■ **Given instruction**:
What follows is a block of records; reproduce all of it verbatim.

##### Records shown

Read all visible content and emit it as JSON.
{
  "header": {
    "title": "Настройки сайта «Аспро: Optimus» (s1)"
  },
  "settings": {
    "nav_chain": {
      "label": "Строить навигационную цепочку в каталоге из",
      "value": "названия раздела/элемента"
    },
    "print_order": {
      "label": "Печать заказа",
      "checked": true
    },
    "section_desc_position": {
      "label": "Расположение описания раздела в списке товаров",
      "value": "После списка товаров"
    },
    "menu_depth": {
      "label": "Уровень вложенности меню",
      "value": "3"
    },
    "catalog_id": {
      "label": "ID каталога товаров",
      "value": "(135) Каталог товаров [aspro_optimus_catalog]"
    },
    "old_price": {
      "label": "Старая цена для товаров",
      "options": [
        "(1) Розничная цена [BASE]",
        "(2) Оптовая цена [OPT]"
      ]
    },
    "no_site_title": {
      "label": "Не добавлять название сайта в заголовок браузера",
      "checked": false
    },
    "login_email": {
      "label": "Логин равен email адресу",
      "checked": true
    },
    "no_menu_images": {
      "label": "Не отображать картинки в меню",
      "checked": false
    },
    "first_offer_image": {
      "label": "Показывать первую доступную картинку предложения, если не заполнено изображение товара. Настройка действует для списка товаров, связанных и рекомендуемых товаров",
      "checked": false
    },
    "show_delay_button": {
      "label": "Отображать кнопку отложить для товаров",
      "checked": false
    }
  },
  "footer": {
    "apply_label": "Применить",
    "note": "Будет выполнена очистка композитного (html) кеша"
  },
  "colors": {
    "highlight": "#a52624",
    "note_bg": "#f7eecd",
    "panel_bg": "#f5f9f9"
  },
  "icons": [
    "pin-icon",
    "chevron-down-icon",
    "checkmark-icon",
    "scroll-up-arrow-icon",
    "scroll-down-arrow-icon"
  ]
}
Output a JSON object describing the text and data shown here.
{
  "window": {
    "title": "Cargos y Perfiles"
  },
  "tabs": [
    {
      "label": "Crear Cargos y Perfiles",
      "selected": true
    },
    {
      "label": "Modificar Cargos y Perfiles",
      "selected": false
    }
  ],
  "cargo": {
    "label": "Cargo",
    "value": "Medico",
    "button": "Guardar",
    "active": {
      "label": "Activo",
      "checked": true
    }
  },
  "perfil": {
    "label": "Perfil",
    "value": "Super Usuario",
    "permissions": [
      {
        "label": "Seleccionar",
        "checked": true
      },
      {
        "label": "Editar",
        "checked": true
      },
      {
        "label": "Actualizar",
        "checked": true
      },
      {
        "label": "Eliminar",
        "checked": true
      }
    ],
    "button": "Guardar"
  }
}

##########

■ **Answer for the task**:
Read all visible content and emit it as JSON.
{
  "header": {
    "title": "Настройки сайта «Аспро: Optimus» (s1)"
  },
  "settings": {
    "nav_chain": {
      "label": "Строить навигационную цепочку в каталоге из",
      "value": "названия раздела/элемента"
    },
    "print_order": {
      "label": "Печать заказа",
      "checked": true
    },
    "section_desc_position": {
      "label": "Расположение описания раздела в списке товаров",
      "value": "После списка товаров"
    },
    "menu_depth": {
      "label": "Уровень вложенности меню",
      "value": "3"
    },
    "catalog_id": {
      "label": "ID каталога товаров",
      "value": "(135) Каталог товаров [aspro_optimus_catalog]"
    },
    "old_price": {
      "label": "Старая цена для товаров",
      "options": [
        "(1) Розничная цена [BASE]",
        "(2) Оптовая цена [OPT]"
      ]
    },
    "no_site_title": {
      "label": "Не добавлять название сайта в заголовок браузера",
      "checked": false
    },
    "login_email": {
      "label": "Логин равен email адресу",
      "checked": true
    },
    "no_menu_images": {
      "label": "Не отображать картинки в меню",
      "checked": false
    },
    "first_offer_image": {
      "label": "Показывать первую доступную картинку предложения, если не заполнено изображение товара. Настройка действует для списка товаров, связанных и рекомендуемых товаров",
      "checked": false
    },
    "show_delay_button": {
      "label": "Отображать кнопку отложить для товаров",
      "checked": false
    }
  },
  "footer": {
    "apply_label": "Применить",
    "note": "Будет выполнена очистка композитного (html) кеша"
  },
  "colors": {
    "highlight": "#a52624",
    "note_bg": "#f7eecd",
    "panel_bg": "#f5f9f9"
  },
  "icons": [
    "pin-icon",
    "chevron-down-icon",
    "checkmark-icon",
    "scroll-up-arrow-icon",
    "scroll-down-arrow-icon"
  ]
}
Output a JSON object describing the text and data shown here.
{
  "window": {
    "title": "Cargos y Perfiles"
  },
  "tabs": [
    {
      "label": "Crear Cargos y Perfiles",
      "selected": true
    },
    {
      "label": "Modificar Cargos y Perfiles",
      "selected": false
    }
  ],
  "cargo": {
    "label": "Cargo",
    "value": "Medico",
    "button": "Guardar",
    "active": {
      "label": "Activo",
      "checked": true
    }
  },
  "perfil": {
    "label": "Perfil",
    "value": "Super Usuario",
    "permissions": [
      {
        "label": "Seleccionar",
        "checked": true
      },
      {
        "label": "Editar",
        "checked": true
      },
      {
        "label": "Actualizar",
        "checked": true
      },
      {
        "label": "Eliminar",
        "checked": true
      }
    ],
    "button": "Guardar"
  }
}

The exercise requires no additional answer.